>>>>>
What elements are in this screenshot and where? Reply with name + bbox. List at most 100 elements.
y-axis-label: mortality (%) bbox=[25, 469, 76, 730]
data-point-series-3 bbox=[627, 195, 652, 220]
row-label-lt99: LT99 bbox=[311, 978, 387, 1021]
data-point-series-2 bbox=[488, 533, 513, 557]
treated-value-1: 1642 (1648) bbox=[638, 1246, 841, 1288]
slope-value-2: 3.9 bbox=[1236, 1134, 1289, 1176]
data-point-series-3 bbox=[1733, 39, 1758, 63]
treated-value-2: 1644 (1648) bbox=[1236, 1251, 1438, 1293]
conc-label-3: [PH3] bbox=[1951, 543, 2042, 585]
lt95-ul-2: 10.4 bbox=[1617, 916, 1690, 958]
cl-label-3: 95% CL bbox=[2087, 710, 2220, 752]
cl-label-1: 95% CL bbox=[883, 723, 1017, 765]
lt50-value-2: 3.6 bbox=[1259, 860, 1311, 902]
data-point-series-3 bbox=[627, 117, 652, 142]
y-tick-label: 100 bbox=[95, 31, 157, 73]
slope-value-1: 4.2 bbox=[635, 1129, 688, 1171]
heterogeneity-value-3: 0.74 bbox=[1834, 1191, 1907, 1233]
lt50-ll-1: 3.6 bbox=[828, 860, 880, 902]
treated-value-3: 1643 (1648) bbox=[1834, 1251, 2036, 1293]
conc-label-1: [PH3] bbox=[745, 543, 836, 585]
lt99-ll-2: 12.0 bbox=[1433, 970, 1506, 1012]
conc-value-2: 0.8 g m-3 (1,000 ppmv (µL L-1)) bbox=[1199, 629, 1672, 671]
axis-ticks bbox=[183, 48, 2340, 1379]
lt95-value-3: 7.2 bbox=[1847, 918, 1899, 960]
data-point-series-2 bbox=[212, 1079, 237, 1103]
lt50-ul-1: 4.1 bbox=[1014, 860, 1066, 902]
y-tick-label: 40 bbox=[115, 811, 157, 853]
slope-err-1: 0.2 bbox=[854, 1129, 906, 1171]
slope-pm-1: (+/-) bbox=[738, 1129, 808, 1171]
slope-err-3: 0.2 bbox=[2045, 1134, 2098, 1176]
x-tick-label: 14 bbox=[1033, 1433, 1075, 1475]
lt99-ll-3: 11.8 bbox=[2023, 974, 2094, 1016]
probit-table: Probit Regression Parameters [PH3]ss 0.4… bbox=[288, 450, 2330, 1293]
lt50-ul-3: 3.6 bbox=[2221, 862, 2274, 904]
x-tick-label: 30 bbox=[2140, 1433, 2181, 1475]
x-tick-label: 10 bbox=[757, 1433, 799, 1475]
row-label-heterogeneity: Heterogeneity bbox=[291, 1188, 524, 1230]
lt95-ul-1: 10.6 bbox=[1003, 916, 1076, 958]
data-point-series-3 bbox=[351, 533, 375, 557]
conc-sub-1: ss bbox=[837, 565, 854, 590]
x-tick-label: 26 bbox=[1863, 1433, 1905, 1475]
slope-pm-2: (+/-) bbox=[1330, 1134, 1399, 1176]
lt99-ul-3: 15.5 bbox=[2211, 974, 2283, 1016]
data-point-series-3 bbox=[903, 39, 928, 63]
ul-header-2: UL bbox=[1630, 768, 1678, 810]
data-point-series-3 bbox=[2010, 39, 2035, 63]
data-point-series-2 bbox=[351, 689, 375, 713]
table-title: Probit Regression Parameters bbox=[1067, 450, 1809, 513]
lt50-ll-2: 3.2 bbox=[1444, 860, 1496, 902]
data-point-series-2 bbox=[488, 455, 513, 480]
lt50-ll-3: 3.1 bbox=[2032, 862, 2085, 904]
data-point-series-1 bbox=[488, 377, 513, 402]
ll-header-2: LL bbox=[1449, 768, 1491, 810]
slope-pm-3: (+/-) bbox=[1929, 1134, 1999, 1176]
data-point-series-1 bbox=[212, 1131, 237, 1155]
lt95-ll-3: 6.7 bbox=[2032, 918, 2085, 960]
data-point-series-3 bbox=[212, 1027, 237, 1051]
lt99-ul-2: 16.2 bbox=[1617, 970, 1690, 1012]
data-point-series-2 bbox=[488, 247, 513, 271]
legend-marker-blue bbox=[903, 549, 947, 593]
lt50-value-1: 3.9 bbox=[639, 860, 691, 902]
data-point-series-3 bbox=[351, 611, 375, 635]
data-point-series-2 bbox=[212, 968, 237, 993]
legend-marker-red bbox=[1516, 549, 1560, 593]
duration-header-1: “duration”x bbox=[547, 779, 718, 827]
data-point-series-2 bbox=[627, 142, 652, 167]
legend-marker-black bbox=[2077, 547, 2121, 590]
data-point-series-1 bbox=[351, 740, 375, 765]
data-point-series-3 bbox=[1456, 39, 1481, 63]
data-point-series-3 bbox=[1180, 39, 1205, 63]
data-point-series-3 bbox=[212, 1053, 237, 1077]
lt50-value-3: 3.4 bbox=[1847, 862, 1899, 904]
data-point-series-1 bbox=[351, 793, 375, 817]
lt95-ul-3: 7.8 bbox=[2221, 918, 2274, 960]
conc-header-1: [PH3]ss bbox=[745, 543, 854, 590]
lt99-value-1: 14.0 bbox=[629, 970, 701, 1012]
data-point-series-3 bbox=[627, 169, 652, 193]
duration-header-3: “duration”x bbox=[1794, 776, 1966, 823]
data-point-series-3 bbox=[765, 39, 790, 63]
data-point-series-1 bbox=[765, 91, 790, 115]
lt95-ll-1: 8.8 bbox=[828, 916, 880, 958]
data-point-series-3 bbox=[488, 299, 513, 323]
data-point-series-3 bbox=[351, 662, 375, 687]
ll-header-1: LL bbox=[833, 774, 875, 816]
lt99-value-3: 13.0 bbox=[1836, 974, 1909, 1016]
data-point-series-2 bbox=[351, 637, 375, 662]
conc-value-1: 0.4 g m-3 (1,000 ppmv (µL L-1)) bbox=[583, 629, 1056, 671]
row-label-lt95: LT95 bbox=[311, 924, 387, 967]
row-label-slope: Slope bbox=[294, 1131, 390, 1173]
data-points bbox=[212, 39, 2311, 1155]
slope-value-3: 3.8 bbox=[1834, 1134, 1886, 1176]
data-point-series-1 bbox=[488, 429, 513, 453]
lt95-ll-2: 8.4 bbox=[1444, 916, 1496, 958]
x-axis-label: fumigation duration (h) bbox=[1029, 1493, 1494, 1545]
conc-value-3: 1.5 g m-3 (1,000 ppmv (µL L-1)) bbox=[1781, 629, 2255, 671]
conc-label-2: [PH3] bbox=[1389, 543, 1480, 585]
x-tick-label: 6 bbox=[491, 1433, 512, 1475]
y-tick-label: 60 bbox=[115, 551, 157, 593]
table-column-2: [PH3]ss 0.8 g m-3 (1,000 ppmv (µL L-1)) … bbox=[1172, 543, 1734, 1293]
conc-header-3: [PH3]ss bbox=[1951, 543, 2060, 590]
<<<<<
EXERCISE GOAL
Count the lines in the records that contain the word "Regression", and reply with the number alone.

EXERCISE RESPONSE
2